> [Exercise brief]:
Every record should be repeated exactly, except that pictures are left out.

Extracted data entries:
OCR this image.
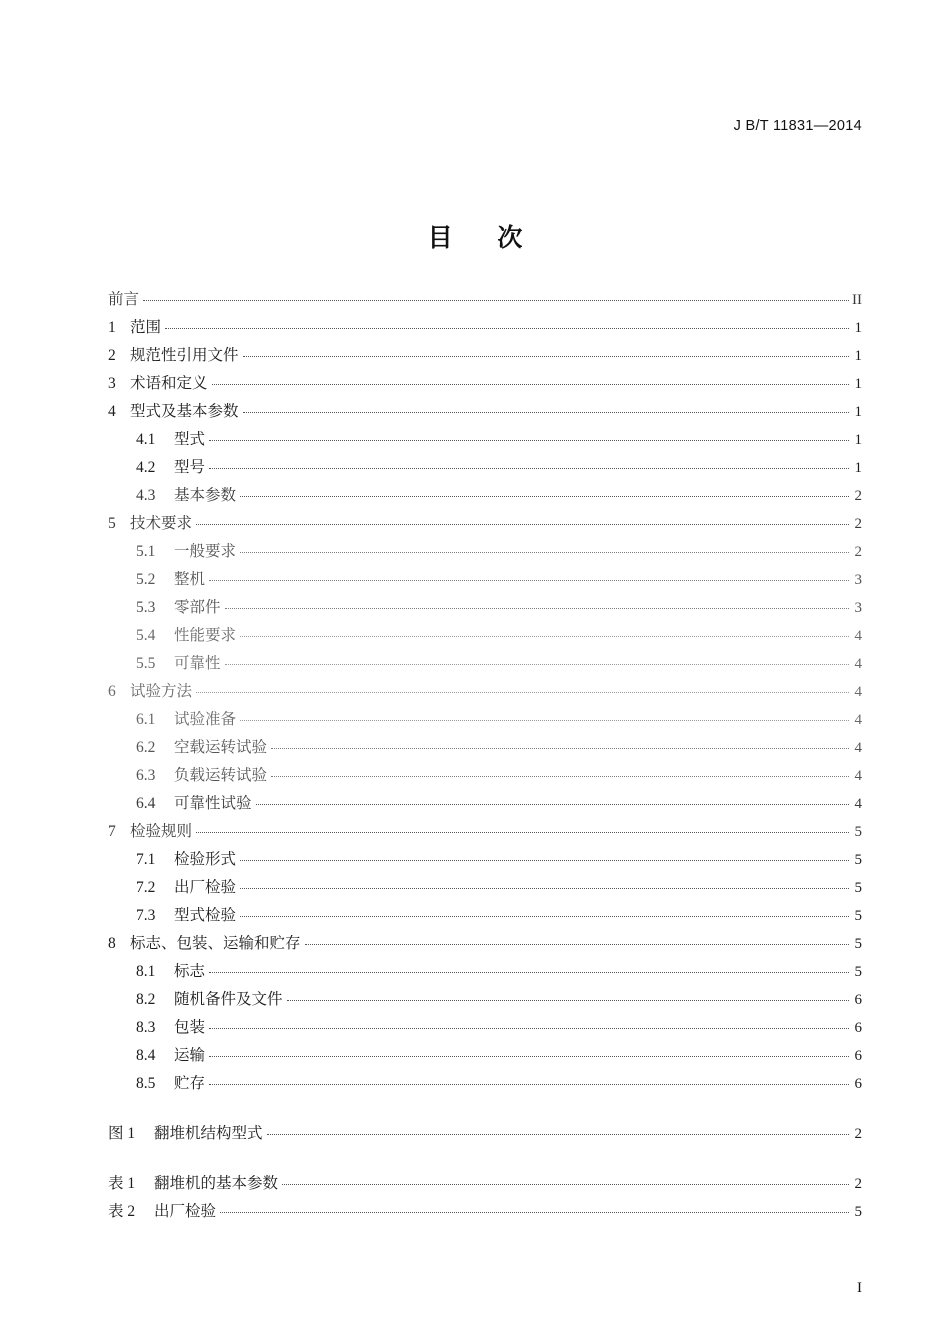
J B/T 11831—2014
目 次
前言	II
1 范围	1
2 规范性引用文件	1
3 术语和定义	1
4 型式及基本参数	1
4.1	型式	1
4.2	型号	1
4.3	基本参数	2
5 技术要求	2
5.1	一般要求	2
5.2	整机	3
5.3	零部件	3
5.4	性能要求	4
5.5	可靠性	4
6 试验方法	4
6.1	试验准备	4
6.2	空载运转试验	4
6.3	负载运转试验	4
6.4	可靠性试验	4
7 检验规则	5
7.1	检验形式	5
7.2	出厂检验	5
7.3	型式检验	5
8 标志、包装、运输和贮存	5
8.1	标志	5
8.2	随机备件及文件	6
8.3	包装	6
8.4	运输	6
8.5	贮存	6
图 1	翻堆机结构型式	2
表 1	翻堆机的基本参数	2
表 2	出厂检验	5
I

> [Answer in full]:
OCR this image.
J B/T 11831—2014
目 次
前言	II
1 范围	1
2 规范性引用文件	1
3 术语和定义	1
4 型式及基本参数	1
4.1	型式	1
4.2	型号	1
4.3	基本参数	2
5 技术要求	2
5.1	一般要求	2
5.2	整机	3
5.3	零部件	3
5.4	性能要求	4
5.5	可靠性	4
6 试验方法	4
6.1	试验准备	4
6.2	空载运转试验	4
6.3	负载运转试验	4
6.4	可靠性试验	4
7 检验规则	5
7.1	检验形式	5
7.2	出厂检验	5
7.3	型式检验	5
8 标志、包装、运输和贮存	5
8.1	标志	5
8.2	随机备件及文件	6
8.3	包装	6
8.4	运输	6
8.5	贮存	6
图 1	翻堆机结构型式	2
表 1	翻堆机的基本参数	2
表 2	出厂检验	5
I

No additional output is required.